*Exercise directions*
Determine how many lines contain the string "into", then reply with that figure only.

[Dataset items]
- - - - -
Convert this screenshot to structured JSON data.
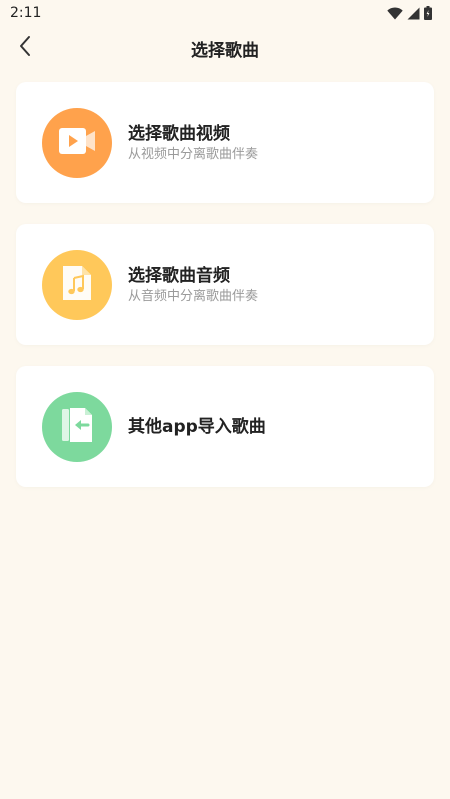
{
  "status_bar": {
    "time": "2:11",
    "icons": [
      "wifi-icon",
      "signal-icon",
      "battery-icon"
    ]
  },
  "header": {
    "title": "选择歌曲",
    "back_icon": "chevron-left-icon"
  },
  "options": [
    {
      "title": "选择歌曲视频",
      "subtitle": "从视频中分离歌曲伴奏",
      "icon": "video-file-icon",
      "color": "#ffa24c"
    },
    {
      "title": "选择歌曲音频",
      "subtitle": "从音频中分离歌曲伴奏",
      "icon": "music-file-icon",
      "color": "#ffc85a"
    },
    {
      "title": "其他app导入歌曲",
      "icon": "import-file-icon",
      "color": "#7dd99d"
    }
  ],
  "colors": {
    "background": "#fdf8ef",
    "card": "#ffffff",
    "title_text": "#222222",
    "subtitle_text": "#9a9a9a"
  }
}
- - - - -
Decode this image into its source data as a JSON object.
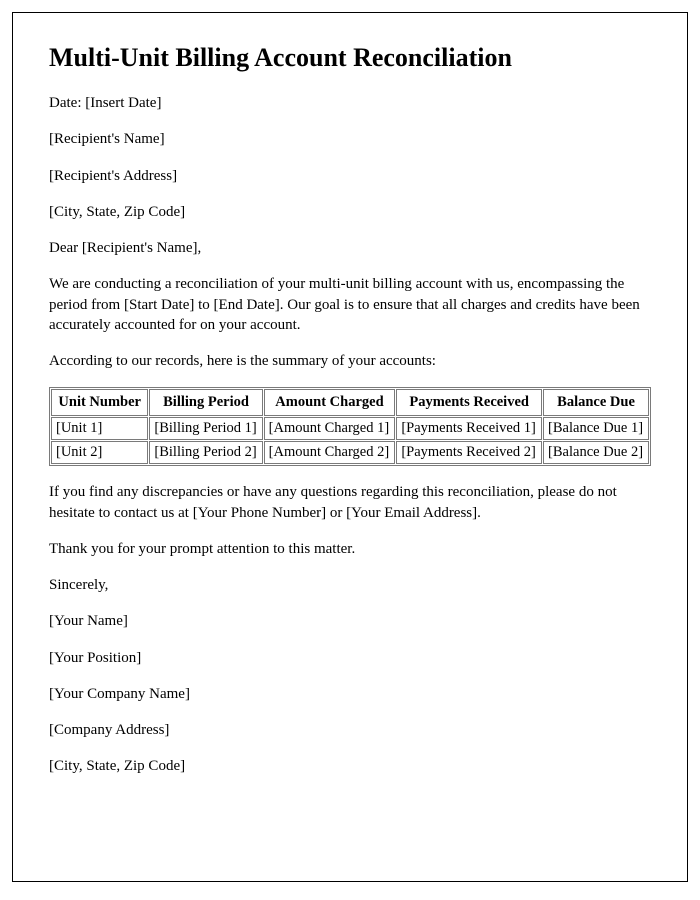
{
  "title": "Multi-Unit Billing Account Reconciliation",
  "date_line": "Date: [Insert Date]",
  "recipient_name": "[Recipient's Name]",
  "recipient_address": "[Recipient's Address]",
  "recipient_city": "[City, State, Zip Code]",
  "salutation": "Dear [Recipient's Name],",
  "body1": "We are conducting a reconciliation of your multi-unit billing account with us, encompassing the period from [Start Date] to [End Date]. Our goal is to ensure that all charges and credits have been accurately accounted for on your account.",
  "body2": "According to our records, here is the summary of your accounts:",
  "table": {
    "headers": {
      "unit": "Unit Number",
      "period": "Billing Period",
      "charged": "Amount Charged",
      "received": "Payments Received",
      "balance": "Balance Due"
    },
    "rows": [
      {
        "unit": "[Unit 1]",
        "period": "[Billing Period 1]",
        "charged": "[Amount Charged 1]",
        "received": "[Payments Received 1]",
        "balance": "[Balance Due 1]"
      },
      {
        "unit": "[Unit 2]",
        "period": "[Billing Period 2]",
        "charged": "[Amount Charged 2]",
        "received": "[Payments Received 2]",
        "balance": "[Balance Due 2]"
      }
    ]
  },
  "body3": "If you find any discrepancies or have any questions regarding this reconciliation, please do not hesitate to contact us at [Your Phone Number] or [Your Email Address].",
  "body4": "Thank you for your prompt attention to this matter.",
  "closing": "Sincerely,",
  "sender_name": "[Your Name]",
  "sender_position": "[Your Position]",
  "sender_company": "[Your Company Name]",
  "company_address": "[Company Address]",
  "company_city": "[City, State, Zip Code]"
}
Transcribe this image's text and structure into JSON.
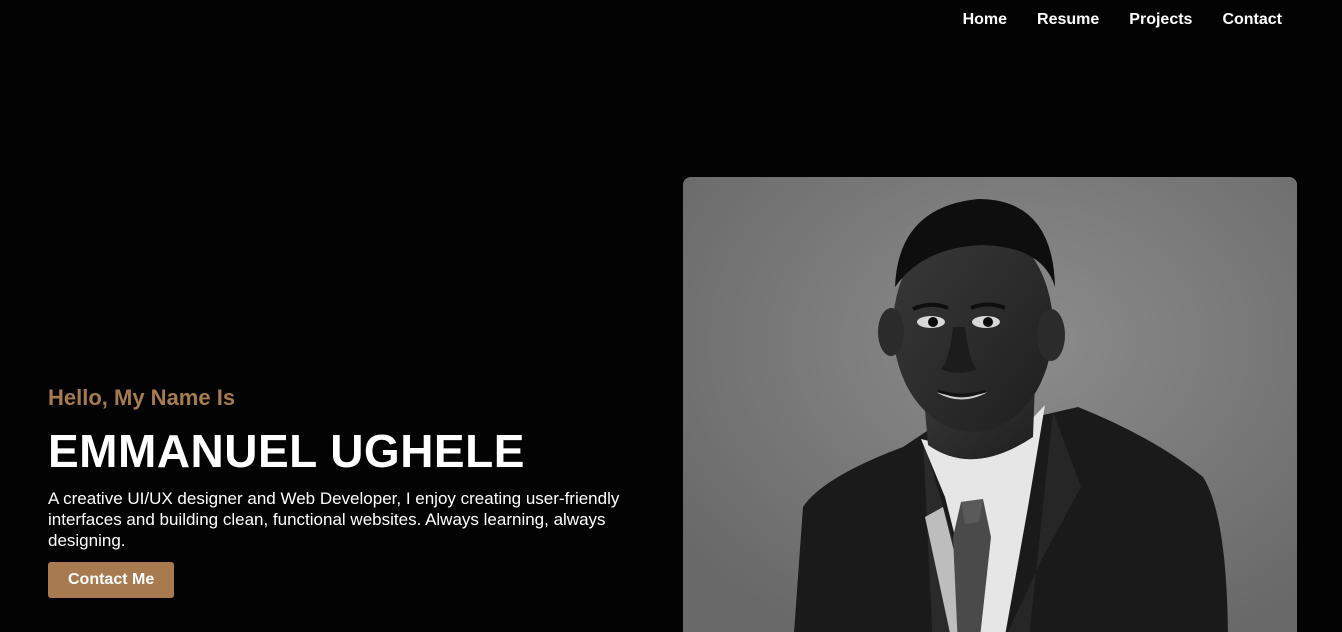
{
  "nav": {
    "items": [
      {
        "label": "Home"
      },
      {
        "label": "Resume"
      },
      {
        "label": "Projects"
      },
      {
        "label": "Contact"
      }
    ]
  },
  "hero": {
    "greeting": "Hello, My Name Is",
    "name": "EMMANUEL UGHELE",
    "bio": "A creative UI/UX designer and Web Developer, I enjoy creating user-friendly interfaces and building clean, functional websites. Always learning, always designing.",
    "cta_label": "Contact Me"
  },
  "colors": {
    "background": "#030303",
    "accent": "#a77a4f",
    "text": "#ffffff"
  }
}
- - - - -
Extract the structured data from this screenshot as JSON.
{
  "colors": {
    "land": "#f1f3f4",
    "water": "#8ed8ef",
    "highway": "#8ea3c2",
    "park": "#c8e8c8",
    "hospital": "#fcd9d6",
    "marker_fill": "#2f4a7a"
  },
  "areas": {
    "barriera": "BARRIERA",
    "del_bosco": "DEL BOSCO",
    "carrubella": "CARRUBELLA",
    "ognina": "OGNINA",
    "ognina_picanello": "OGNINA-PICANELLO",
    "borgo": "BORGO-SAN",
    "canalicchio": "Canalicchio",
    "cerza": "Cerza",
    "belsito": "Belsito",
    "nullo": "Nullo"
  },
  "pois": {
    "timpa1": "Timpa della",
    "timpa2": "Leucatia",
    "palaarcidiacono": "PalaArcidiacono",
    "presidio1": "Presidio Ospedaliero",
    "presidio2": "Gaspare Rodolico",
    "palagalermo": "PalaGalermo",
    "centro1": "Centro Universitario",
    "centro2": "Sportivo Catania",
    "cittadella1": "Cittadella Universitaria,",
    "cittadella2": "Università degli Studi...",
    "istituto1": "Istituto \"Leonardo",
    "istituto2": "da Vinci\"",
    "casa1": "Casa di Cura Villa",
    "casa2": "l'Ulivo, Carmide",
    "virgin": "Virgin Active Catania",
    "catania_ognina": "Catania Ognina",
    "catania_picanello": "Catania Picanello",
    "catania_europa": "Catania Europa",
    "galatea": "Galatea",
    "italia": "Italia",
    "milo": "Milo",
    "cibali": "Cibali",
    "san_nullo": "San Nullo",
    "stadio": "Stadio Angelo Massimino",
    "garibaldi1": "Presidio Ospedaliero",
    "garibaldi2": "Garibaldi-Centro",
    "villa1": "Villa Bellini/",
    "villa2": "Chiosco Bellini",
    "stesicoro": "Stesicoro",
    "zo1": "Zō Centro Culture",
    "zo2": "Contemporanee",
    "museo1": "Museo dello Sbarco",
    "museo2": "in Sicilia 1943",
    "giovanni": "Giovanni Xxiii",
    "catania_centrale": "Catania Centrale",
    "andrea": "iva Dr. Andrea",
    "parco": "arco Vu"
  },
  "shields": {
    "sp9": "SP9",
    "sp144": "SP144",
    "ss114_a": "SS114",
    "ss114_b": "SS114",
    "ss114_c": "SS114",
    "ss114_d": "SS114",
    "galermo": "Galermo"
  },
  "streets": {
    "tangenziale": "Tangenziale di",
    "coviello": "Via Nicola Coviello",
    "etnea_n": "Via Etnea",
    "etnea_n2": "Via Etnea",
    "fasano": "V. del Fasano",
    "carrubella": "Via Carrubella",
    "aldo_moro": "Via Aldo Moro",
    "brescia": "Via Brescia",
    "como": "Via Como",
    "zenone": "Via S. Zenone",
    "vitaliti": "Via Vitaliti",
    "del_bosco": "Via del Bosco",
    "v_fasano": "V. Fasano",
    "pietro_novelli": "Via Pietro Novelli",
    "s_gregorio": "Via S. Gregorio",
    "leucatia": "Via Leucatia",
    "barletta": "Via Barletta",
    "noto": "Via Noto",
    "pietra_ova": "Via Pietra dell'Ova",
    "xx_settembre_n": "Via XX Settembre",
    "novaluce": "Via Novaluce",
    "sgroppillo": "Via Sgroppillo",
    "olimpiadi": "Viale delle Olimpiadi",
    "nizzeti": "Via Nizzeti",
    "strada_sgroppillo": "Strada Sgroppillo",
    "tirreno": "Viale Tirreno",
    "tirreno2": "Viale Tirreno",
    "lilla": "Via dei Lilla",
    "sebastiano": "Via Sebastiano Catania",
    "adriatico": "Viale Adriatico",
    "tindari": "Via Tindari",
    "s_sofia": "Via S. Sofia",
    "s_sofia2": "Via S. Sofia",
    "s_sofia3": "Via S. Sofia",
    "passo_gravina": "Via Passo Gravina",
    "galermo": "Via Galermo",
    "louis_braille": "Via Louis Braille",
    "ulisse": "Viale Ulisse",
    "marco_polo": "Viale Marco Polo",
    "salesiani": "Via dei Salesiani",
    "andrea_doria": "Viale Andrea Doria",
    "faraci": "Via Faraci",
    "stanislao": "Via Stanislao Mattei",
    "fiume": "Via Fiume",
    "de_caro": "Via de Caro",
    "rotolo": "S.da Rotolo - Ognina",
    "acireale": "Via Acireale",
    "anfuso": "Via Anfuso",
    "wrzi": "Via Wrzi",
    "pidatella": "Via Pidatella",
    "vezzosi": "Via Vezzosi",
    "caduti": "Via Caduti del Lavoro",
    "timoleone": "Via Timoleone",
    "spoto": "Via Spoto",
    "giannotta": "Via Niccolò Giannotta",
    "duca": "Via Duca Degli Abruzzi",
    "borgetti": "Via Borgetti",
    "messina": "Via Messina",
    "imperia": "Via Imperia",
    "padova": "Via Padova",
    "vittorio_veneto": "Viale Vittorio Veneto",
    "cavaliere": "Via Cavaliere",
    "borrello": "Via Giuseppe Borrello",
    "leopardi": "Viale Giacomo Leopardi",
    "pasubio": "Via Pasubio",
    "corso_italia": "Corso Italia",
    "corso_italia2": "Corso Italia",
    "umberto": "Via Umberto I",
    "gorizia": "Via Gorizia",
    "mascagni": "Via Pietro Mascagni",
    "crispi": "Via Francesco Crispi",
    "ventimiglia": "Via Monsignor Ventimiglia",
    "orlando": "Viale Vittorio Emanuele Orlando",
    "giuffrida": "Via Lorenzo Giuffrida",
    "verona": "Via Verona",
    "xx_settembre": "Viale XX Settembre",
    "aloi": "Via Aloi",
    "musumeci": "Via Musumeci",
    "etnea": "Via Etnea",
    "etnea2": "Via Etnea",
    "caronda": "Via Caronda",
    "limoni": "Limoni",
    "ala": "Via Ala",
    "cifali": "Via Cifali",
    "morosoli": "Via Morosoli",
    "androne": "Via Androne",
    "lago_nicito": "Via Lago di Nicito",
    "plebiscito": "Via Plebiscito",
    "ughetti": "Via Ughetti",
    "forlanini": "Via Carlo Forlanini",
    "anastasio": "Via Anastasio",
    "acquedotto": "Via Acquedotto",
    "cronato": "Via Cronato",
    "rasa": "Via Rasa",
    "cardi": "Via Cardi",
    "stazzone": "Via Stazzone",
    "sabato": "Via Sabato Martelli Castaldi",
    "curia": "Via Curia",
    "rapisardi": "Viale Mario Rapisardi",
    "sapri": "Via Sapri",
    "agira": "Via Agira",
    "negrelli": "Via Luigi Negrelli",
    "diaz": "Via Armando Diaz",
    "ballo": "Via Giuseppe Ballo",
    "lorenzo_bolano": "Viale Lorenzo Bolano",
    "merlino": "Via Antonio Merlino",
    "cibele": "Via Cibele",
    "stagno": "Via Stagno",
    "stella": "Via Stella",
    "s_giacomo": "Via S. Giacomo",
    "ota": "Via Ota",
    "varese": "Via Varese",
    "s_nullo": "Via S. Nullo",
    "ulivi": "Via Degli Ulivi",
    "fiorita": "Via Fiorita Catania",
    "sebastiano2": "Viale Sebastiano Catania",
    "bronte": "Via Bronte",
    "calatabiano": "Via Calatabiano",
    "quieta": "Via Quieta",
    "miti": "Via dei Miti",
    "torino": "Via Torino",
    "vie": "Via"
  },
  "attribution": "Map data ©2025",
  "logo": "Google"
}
- - - - -
*Reply*
2